* GIVEN EXERCISE *
From the entries below, pull out each line where "data" appears.

START

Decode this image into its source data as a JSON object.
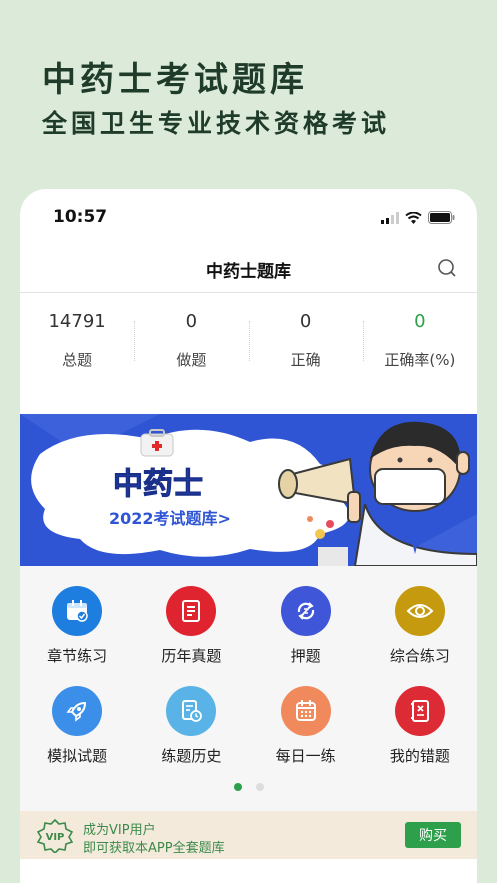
{
  "promo": {
    "title": "中药士考试题库",
    "subtitle": "全国卫生专业技术资格考试"
  },
  "status_bar": {
    "time": "10:57"
  },
  "nav": {
    "title": "中药士题库",
    "search_icon": "search-icon"
  },
  "stats": [
    {
      "value": "14791",
      "label": "总题"
    },
    {
      "value": "0",
      "label": "做题"
    },
    {
      "value": "0",
      "label": "正确"
    },
    {
      "value": "0",
      "label": "正确率(%)"
    }
  ],
  "banner": {
    "title": "中药士",
    "subtitle": "2022考试题库>"
  },
  "menu": [
    {
      "label": "章节练习",
      "icon": "calendar-check-icon",
      "color": "#1e7ee0"
    },
    {
      "label": "历年真题",
      "icon": "document-list-icon",
      "color": "#e0242f"
    },
    {
      "label": "押题",
      "icon": "refresh-icon",
      "color": "#3f56d8"
    },
    {
      "label": "综合练习",
      "icon": "eye-icon",
      "color": "#c59a0f"
    },
    {
      "label": "模拟试题",
      "icon": "rocket-icon",
      "color": "#3c8fe9"
    },
    {
      "label": "练题历史",
      "icon": "history-icon",
      "color": "#59b3e6"
    },
    {
      "label": "每日一练",
      "icon": "daily-calendar-icon",
      "color": "#f08a5d"
    },
    {
      "label": "我的错题",
      "icon": "wrong-book-icon",
      "color": "#dd2b35"
    }
  ],
  "pager": {
    "pages": 2,
    "active": 1
  },
  "vip": {
    "logo_text": "VIP",
    "line1": "成为VIP用户",
    "line2": "即可获取本APP全套题库",
    "button": "购买"
  },
  "colors": {
    "accent": "#2ea04b",
    "background": "#dcebd9",
    "banner": "#2f55d4"
  }
}
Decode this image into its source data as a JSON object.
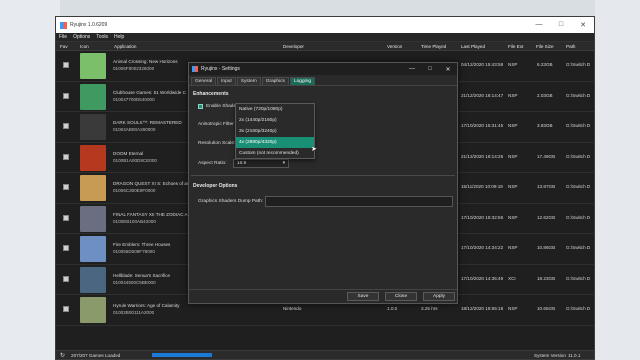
{
  "window": {
    "title": "Ryujinx 1.0.6209"
  },
  "menu": [
    "File",
    "Options",
    "Tools",
    "Help"
  ],
  "columns": [
    "Fav",
    "Icon",
    "Application",
    "Developer",
    "Version",
    "Time Played",
    "Last Played",
    "File Ext",
    "File Size",
    "Path"
  ],
  "games": [
    {
      "name": "Animal Crossing: New Horizons",
      "id": "01006F8002326000",
      "developer": "",
      "version": "",
      "time": "",
      "last": "04/12/2020 15:43:58",
      "ext": "NSP",
      "size": "6.23GB",
      "path": "G:\\Switch D",
      "thumb": "#7bbf6a"
    },
    {
      "name": "Clubhouse Games: 51 Worldwide C",
      "id": "010047700D540000",
      "developer": "",
      "version": "",
      "time": "",
      "last": "21/12/2020 18:14:47",
      "ext": "NSP",
      "size": "2.03GB",
      "path": "G:\\Switch D",
      "thumb": "#3f9a62"
    },
    {
      "name": "DARK SOULS™: REMASTERED",
      "id": "01004AB00A260000",
      "developer": "",
      "version": "",
      "time": "",
      "last": "17/10/2020 15:31:45",
      "ext": "NSP",
      "size": "3.83GB",
      "path": "G:\\Switch D",
      "thumb": "#3a3a3a"
    },
    {
      "name": "DOOM Eternal",
      "id": "0100B1A00D8CE000",
      "developer": "",
      "version": "",
      "time": "",
      "last": "21/12/2020 18:14:25",
      "ext": "NSP",
      "size": "17.49GB",
      "path": "G:\\Switch D",
      "thumb": "#b5381f"
    },
    {
      "name": "DRAGON QUEST XI S: Echoes of an",
      "id": "01006C300E9F0000",
      "developer": "",
      "version": "",
      "time": "",
      "last": "15/11/2020 10:09:19",
      "ext": "NSP",
      "size": "13.87GB",
      "path": "G:\\Switch D",
      "thumb": "#c79b54"
    },
    {
      "name": "FINAL FANTASY XII THE ZODIAC A",
      "id": "0100EB100AB42000",
      "developer": "",
      "version": "",
      "time": "",
      "last": "17/10/2020 15:32:56",
      "ext": "NSP",
      "size": "12.62GB",
      "path": "G:\\Switch D",
      "thumb": "#6b6e80"
    },
    {
      "name": "Fire Emblem: Three Houses",
      "id": "010055D009F78000",
      "developer": "",
      "version": "",
      "time": "",
      "last": "17/10/2020 14:34:22",
      "ext": "NSP",
      "size": "10.86GB",
      "path": "G:\\Switch D",
      "thumb": "#6e8fc2"
    },
    {
      "name": "Hellblade: Senua's Sacrifice",
      "id": "010044500C5BE000",
      "developer": "",
      "version": "",
      "time": "",
      "last": "17/10/2020 14:35:49",
      "ext": "XCI",
      "size": "18.23GB",
      "path": "G:\\Switch D",
      "thumb": "#4a6680"
    },
    {
      "name": "Hyrule Warriors: Age of Calamity",
      "id": "01002B00111A2000",
      "developer": "Nintendo",
      "version": "1.0.0",
      "time": "3.25 hrs",
      "last": "18/12/2020 18:55:18",
      "ext": "NSP",
      "size": "10.65GB",
      "path": "G:\\Switch D",
      "thumb": "#8a9a6a"
    }
  ],
  "status": {
    "refresh_icon": "refresh-icon",
    "loaded": "207/207 Games Loaded",
    "system_version_label": "System Version",
    "system_version": "11.0.1",
    "load_progress": 1.0
  },
  "settings": {
    "title": "Ryujinx - Settings",
    "tabs": [
      "General",
      "Input",
      "System",
      "Graphics",
      "Logging"
    ],
    "active_tab": "Graphics",
    "enhancements_title": "Enhancements",
    "enable_shader_label": "Enable Shader",
    "anisotropic_label": "Anisotropic Filter",
    "resolution_label": "Resolution Scale:",
    "aspect_label": "Aspect Ratio:",
    "aspect_value": "16:9",
    "dev_title": "Developer Options",
    "dump_path_label": "Graphics Shaders Dump Path:",
    "dump_path_value": "",
    "resolution_options": [
      "Native (720p/1080p)",
      "2x (1440p/2160p)",
      "3x (2160p/3240p)",
      "4x (2880p/4320p)",
      "Custom (not recommended)"
    ],
    "highlighted_option": 3,
    "buttons": {
      "save": "Save",
      "close": "Close",
      "apply": "Apply"
    }
  },
  "colors": {
    "accent": "#198f75",
    "progress": "#1a7bd6",
    "background": "#1f1f1f"
  }
}
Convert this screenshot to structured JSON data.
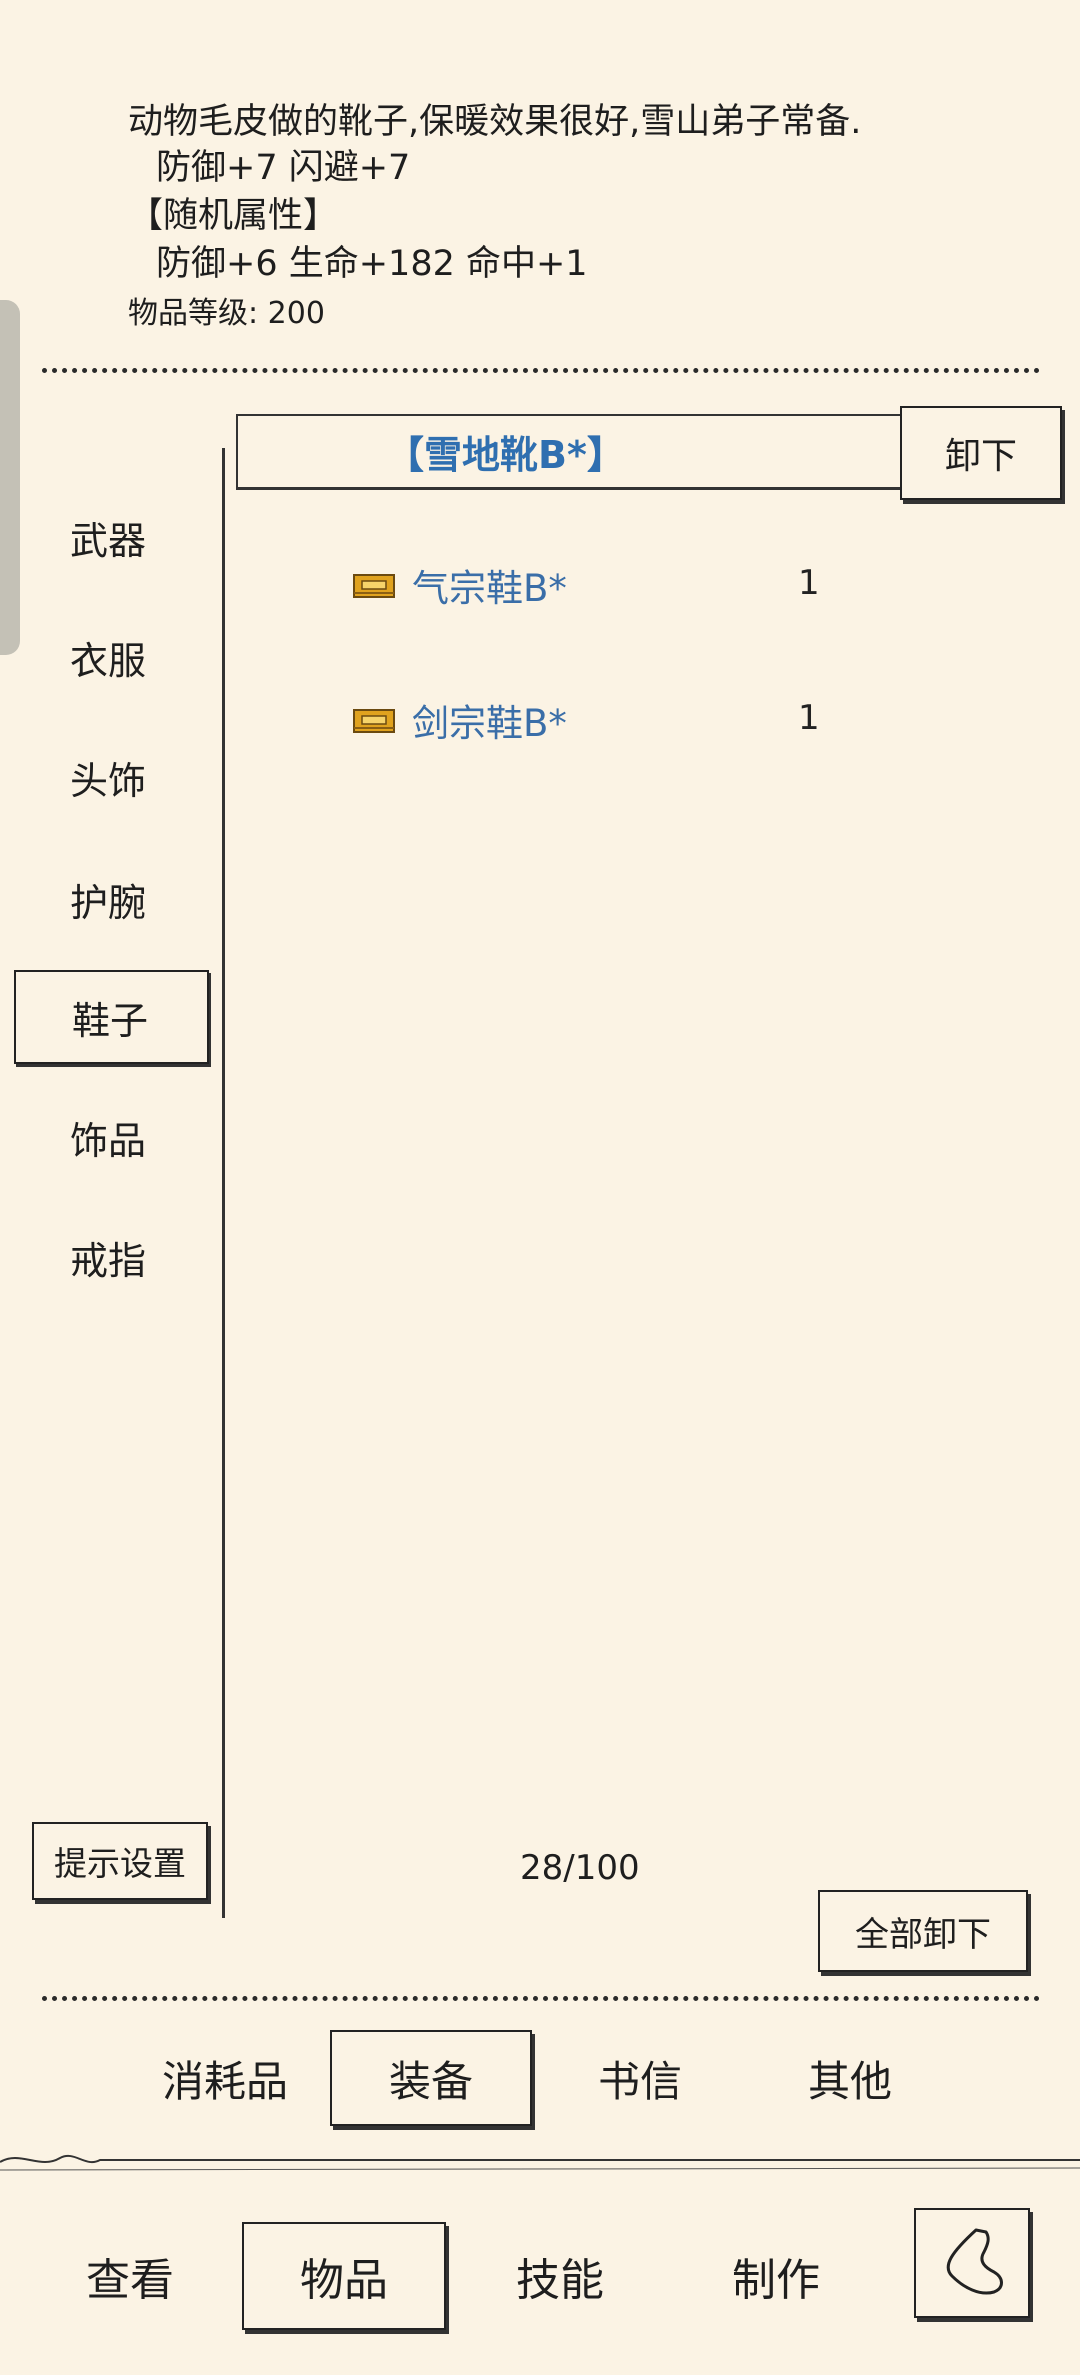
{
  "description": {
    "text": "动物毛皮做的靴子,保暖效果很好,雪山弟子常备.",
    "base_stats": "防御+7 闪避+7",
    "random_header": "【随机属性】",
    "random_stats": "防御+6 生命+182 命中+1",
    "item_level": "物品等级: 200"
  },
  "categories": [
    {
      "label": "武器"
    },
    {
      "label": "衣服"
    },
    {
      "label": "头饰"
    },
    {
      "label": "护腕"
    },
    {
      "label": "鞋子",
      "active": true
    },
    {
      "label": "饰品"
    },
    {
      "label": "戒指"
    }
  ],
  "equipped": {
    "name": "【雪地靴B*】",
    "unequip_label": "卸下"
  },
  "items": [
    {
      "name": "气宗鞋B*",
      "qty": "1",
      "icon": "boot-icon"
    },
    {
      "name": "剑宗鞋B*",
      "qty": "1",
      "icon": "boot-icon"
    }
  ],
  "hint_settings_label": "提示设置",
  "capacity": "28/100",
  "unequip_all_label": "全部卸下",
  "sub_tabs": [
    {
      "label": "消耗品"
    },
    {
      "label": "装备",
      "active": true
    },
    {
      "label": "书信"
    },
    {
      "label": "其他"
    }
  ],
  "main_tabs": [
    {
      "label": "查看"
    },
    {
      "label": "物品",
      "active": true
    },
    {
      "label": "技能"
    },
    {
      "label": "制作"
    }
  ],
  "back_icon": "back-arrow-icon",
  "colors": {
    "background": "#fbf3e4",
    "item_blue": "#3a6ea8",
    "equipped_blue": "#2f6fb0"
  }
}
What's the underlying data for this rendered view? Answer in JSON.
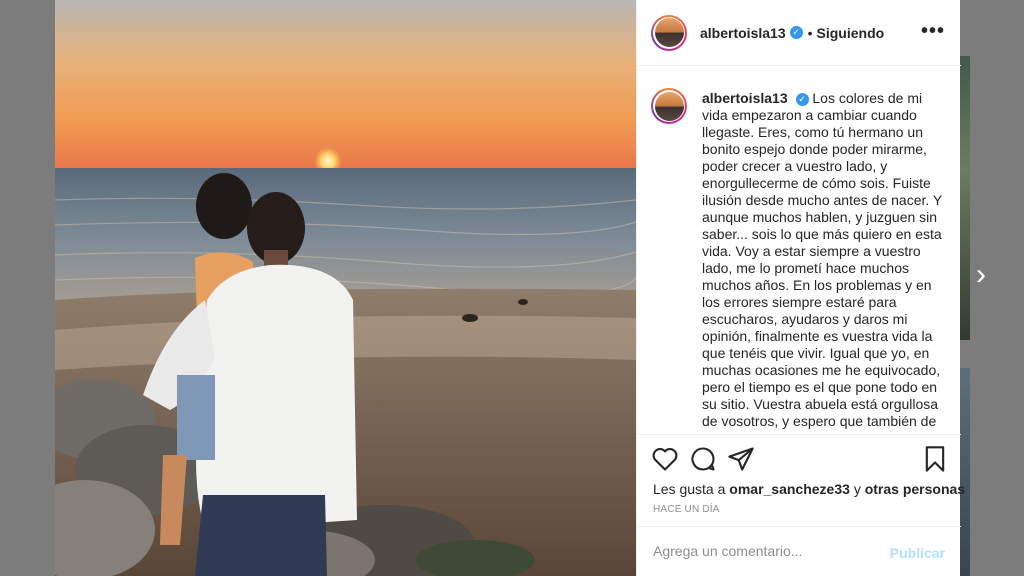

END

* ANSWER *
Decode this image into its source data as a JSON object.
Decode this image into its source data as a JSON object.
Convert this screenshot to structured JSON data.
What's the underlying data for this rendered view? Answer in JSON.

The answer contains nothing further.